### DATA FOR THE TASK
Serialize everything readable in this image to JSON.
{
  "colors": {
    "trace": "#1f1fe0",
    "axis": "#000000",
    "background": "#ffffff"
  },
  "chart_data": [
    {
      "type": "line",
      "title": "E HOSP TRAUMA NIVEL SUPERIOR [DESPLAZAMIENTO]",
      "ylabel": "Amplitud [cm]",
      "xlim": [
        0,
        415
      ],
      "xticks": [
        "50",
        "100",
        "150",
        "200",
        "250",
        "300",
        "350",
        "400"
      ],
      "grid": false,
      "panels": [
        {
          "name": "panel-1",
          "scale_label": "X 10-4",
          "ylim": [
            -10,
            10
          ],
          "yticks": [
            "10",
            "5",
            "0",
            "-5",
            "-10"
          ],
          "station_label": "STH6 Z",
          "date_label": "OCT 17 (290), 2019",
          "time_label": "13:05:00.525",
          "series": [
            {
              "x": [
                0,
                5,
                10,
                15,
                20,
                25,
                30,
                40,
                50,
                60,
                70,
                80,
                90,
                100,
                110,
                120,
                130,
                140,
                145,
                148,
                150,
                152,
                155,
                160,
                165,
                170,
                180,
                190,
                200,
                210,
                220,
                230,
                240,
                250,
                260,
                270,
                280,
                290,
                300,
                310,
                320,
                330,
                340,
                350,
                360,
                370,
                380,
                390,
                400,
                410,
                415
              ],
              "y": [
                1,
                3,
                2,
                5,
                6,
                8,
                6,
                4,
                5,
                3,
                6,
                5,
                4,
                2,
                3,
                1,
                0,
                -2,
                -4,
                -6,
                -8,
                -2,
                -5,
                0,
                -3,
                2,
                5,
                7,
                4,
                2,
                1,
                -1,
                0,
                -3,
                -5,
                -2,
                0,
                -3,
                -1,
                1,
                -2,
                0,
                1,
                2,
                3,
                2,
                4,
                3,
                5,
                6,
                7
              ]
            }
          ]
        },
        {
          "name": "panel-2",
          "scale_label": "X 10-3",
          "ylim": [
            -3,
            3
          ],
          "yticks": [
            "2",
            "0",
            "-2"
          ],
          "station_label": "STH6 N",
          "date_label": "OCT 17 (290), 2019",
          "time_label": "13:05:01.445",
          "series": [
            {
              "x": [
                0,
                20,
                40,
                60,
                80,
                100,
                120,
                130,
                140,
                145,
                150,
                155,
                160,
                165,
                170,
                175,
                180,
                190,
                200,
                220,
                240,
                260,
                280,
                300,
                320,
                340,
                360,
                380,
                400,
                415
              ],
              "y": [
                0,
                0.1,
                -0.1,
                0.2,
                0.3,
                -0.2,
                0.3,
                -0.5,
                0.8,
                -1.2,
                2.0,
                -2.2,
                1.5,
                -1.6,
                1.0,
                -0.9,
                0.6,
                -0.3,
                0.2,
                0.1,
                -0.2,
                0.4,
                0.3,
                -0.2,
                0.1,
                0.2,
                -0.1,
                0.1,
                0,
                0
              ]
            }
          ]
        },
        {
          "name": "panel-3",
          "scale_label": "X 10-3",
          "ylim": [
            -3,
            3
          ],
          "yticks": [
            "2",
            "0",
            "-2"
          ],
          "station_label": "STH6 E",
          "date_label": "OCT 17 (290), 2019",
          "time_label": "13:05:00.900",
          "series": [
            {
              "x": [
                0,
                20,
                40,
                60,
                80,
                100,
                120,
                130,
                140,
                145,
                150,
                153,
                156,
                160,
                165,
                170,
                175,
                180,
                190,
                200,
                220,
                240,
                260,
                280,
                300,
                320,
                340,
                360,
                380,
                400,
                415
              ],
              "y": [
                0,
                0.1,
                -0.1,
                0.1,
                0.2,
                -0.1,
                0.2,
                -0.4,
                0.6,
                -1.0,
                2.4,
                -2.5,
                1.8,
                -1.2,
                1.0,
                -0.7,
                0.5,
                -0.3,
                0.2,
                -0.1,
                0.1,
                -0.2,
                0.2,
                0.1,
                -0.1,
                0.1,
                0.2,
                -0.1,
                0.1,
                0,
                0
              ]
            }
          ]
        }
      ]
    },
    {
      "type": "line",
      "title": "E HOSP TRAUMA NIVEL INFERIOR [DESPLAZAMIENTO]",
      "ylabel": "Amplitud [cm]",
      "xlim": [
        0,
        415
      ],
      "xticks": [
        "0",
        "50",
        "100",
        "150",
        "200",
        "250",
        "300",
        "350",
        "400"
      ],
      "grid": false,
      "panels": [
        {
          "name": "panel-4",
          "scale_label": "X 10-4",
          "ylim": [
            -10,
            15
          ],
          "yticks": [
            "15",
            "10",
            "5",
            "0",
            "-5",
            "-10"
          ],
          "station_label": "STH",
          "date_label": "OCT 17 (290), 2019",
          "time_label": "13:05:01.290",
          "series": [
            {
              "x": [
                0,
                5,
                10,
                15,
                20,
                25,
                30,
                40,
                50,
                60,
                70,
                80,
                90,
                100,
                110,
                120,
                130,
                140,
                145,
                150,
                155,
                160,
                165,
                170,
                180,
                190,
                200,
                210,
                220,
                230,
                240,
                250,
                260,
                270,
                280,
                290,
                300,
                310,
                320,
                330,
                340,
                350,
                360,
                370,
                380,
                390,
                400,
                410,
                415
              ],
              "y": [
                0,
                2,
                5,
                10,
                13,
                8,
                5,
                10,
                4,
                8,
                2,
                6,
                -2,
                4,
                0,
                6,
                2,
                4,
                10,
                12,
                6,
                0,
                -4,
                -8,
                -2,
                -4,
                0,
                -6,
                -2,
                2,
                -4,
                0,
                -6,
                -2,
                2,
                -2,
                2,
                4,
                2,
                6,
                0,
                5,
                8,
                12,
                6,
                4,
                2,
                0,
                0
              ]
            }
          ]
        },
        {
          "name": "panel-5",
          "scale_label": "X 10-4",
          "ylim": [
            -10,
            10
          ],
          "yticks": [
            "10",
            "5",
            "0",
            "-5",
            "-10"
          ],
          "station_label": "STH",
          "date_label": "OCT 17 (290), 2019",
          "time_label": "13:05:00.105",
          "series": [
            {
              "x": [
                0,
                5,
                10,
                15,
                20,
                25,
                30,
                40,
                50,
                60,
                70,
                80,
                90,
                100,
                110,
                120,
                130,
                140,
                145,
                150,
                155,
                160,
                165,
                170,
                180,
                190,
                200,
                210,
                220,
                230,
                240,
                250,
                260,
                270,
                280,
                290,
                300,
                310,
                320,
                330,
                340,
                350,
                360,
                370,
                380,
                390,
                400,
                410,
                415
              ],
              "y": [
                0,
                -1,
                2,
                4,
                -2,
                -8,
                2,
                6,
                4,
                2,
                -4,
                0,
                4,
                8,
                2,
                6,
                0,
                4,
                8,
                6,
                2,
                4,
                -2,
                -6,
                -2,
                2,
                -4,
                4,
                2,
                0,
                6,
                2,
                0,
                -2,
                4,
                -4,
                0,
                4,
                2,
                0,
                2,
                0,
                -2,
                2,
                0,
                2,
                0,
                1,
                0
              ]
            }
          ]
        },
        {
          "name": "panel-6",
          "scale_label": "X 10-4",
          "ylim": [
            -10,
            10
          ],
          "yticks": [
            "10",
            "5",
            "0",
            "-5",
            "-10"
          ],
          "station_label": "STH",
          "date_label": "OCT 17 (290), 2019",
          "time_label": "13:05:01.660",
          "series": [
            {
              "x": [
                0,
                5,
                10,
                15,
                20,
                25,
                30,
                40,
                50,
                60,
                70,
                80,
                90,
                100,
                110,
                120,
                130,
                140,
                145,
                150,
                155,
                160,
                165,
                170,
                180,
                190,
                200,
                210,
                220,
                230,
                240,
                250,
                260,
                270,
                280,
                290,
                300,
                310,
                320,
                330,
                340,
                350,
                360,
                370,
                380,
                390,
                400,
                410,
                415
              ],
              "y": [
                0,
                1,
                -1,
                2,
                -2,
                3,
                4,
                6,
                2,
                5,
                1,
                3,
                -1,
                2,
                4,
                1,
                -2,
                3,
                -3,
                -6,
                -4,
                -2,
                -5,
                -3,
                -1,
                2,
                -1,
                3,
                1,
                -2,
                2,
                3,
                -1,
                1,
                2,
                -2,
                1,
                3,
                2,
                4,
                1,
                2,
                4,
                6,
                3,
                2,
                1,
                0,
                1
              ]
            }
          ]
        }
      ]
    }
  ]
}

### TASK REQUIREMENTS
Within the entries above, work out how many lines contain the word "name". The number alone is the answer.

### ANSWER IN FULL
6